Records about charts and figures
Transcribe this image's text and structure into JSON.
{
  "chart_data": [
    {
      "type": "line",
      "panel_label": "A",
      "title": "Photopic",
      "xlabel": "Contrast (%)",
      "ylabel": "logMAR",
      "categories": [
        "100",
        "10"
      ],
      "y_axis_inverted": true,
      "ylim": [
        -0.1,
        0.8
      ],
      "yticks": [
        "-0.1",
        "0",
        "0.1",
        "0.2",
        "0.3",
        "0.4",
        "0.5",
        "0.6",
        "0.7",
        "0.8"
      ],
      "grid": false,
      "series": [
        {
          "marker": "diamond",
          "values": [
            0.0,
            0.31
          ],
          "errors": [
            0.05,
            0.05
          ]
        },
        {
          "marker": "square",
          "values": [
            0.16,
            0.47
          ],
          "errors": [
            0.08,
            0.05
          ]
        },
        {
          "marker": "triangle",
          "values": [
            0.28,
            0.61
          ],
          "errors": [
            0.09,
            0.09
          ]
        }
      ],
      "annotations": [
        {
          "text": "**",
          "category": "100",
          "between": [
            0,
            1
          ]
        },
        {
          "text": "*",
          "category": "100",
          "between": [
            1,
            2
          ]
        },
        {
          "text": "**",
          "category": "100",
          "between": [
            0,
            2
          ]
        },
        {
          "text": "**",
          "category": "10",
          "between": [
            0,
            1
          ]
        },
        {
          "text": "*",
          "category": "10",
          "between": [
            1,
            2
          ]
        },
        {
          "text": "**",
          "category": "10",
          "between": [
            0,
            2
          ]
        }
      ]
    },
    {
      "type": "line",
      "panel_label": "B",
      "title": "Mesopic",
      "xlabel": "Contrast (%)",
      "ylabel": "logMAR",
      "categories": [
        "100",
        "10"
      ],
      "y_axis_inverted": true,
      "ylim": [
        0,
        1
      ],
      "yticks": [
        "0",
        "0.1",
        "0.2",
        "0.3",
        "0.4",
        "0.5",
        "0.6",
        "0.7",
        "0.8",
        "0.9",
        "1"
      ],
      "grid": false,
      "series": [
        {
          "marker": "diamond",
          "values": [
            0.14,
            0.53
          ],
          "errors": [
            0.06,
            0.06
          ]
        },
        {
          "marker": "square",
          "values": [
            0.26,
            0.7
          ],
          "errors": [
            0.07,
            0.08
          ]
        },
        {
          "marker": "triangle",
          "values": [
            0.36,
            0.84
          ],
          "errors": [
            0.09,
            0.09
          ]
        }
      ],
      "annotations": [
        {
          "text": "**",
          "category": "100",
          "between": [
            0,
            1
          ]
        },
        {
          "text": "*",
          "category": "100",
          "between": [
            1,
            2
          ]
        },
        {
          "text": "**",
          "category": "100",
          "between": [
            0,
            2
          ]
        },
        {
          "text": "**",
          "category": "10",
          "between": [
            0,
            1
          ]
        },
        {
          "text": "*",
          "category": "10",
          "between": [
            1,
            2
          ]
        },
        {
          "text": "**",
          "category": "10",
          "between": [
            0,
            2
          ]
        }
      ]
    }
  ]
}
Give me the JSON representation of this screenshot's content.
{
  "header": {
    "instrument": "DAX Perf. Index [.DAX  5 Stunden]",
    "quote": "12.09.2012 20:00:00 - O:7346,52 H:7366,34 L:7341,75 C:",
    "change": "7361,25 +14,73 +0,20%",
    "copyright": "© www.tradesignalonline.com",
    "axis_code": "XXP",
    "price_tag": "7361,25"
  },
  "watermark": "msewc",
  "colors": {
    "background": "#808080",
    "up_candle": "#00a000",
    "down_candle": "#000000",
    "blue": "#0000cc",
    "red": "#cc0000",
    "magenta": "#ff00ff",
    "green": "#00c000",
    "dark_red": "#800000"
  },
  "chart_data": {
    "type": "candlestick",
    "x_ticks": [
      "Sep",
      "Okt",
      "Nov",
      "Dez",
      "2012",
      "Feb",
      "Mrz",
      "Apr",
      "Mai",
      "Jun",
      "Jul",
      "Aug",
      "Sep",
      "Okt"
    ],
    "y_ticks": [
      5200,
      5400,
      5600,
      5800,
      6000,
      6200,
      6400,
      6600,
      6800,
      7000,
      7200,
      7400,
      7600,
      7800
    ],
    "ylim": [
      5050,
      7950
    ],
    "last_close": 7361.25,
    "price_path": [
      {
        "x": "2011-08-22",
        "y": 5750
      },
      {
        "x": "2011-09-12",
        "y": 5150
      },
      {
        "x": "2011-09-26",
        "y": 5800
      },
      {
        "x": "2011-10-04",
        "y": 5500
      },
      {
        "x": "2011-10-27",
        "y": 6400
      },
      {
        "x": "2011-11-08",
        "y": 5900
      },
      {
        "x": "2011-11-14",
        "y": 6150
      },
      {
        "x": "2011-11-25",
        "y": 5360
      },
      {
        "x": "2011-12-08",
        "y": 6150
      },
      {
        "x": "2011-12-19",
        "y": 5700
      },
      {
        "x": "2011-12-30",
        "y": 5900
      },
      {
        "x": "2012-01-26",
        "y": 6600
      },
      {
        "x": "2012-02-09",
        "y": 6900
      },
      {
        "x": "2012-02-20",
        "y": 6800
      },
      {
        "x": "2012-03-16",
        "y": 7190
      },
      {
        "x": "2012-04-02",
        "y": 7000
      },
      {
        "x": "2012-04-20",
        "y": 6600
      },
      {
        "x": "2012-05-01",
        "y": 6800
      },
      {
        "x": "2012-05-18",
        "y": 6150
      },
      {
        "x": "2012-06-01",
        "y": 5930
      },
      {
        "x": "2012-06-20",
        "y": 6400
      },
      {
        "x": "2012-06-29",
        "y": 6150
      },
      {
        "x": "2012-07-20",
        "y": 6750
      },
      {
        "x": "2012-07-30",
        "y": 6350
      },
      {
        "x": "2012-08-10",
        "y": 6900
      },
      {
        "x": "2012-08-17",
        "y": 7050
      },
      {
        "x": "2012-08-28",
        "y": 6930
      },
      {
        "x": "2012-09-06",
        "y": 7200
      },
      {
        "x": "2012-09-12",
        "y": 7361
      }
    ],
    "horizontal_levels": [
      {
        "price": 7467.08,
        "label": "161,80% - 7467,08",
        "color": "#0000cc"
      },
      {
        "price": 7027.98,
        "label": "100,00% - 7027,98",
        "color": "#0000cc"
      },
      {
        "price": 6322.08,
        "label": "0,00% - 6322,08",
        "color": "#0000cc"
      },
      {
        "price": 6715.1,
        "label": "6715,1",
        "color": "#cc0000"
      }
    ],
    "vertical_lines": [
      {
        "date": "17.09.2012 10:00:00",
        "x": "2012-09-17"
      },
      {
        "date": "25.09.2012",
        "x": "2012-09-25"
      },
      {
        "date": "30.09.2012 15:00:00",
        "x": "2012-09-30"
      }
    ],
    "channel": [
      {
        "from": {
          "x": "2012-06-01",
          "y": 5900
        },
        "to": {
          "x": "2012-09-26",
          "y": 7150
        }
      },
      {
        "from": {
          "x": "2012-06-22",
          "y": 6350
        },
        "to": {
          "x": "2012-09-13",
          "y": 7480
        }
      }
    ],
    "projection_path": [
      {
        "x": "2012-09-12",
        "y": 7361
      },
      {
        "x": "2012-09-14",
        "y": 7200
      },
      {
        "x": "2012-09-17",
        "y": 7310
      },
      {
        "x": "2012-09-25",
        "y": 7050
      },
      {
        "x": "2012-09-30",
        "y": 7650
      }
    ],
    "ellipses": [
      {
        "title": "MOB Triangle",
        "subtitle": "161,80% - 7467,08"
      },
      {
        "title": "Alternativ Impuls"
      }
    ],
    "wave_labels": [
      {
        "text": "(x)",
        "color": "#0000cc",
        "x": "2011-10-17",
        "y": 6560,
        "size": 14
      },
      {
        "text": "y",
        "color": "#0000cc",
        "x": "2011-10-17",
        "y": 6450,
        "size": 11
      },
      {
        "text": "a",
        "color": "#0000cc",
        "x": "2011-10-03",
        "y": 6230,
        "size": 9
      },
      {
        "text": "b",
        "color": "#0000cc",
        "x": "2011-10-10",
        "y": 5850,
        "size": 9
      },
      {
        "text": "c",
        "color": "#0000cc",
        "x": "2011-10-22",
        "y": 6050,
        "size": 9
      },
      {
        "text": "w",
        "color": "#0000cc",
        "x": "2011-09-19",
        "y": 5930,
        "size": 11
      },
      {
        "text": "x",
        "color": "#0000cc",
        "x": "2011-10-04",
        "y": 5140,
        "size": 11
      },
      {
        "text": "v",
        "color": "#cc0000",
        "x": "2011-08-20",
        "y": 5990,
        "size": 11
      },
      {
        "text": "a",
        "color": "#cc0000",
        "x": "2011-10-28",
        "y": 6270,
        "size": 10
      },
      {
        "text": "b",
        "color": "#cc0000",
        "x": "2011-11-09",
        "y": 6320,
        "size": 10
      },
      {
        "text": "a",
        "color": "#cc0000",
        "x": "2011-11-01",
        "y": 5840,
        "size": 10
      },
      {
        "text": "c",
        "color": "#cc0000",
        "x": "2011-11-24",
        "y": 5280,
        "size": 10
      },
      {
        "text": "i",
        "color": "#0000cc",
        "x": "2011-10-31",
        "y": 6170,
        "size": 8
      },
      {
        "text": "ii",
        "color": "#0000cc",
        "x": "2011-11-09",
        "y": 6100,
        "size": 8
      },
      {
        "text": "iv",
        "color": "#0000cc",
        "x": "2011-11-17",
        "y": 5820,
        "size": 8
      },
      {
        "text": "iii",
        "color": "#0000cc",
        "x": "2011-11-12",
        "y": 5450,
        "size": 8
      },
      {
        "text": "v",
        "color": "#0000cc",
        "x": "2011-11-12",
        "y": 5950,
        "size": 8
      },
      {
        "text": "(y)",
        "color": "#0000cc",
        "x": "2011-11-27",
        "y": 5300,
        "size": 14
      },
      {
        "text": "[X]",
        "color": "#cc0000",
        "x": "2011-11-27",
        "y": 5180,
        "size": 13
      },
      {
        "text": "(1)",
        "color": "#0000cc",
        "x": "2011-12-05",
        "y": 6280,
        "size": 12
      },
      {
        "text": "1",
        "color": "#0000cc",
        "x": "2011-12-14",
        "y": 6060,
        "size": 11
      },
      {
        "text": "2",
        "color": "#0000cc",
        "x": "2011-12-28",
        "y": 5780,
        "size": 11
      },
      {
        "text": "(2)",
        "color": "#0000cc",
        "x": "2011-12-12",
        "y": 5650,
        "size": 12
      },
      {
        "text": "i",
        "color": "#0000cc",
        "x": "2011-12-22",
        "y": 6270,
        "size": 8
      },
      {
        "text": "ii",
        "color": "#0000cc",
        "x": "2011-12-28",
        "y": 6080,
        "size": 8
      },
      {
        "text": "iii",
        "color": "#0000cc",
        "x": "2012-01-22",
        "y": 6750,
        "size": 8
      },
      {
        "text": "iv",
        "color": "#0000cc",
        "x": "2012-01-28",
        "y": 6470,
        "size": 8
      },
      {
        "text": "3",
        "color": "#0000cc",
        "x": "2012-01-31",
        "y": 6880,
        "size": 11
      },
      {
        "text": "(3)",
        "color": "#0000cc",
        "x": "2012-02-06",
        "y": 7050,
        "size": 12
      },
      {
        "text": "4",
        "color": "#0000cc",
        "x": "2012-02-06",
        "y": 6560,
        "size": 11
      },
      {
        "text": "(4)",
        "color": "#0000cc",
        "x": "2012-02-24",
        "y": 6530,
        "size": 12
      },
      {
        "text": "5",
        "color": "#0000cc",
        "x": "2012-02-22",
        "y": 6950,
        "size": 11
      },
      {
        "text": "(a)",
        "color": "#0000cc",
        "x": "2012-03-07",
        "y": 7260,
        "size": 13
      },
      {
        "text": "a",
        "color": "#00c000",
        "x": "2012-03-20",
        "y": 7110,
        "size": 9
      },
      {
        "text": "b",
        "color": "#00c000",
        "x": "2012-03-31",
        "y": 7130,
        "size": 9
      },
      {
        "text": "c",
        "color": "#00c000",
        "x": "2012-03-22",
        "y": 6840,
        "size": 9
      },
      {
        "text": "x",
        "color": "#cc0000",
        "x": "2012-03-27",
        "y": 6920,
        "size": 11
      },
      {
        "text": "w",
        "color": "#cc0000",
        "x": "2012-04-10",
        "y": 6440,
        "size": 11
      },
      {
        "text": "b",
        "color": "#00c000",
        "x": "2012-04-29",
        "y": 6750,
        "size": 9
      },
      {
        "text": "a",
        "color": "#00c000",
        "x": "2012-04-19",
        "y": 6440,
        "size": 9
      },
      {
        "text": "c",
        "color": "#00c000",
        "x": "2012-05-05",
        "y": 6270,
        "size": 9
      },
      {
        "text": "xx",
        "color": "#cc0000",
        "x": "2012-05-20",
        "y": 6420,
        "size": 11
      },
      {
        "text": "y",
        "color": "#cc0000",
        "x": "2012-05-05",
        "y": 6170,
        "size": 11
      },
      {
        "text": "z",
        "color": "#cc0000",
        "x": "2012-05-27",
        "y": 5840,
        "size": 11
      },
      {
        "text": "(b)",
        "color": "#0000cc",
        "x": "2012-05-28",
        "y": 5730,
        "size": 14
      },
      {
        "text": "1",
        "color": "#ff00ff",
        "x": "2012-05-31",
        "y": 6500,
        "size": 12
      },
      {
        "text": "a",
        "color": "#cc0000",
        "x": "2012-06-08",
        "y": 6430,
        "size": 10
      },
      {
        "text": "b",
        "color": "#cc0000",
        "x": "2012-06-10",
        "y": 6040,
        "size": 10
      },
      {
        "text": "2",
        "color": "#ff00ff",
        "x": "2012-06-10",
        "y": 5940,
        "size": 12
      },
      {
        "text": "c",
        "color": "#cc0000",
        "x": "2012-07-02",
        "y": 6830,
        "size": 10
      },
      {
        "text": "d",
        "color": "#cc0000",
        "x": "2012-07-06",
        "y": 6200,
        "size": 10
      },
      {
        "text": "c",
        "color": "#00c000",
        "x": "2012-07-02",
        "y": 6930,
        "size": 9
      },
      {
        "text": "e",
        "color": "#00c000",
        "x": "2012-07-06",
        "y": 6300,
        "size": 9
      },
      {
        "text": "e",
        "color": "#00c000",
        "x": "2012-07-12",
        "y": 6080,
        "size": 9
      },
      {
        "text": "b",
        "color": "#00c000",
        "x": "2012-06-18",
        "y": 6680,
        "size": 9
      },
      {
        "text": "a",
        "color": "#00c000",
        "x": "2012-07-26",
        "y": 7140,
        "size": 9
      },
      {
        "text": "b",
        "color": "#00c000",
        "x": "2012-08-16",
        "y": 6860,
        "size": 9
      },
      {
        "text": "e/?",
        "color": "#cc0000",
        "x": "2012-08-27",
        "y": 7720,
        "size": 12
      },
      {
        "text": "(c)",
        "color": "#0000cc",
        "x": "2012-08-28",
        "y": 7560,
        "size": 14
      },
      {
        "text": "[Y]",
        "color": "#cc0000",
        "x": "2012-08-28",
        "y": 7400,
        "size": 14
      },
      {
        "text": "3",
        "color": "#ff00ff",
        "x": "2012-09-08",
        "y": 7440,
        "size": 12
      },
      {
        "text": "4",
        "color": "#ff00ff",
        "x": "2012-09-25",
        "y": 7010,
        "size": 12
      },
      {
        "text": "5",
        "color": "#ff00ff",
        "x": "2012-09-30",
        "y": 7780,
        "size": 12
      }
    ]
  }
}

● Short problem
Which lines include the word "JSON"? Copy every one of them.

● Response to the task
Transcribe this image's text and structure into JSON.
Give me the JSON representation of this screenshot's content.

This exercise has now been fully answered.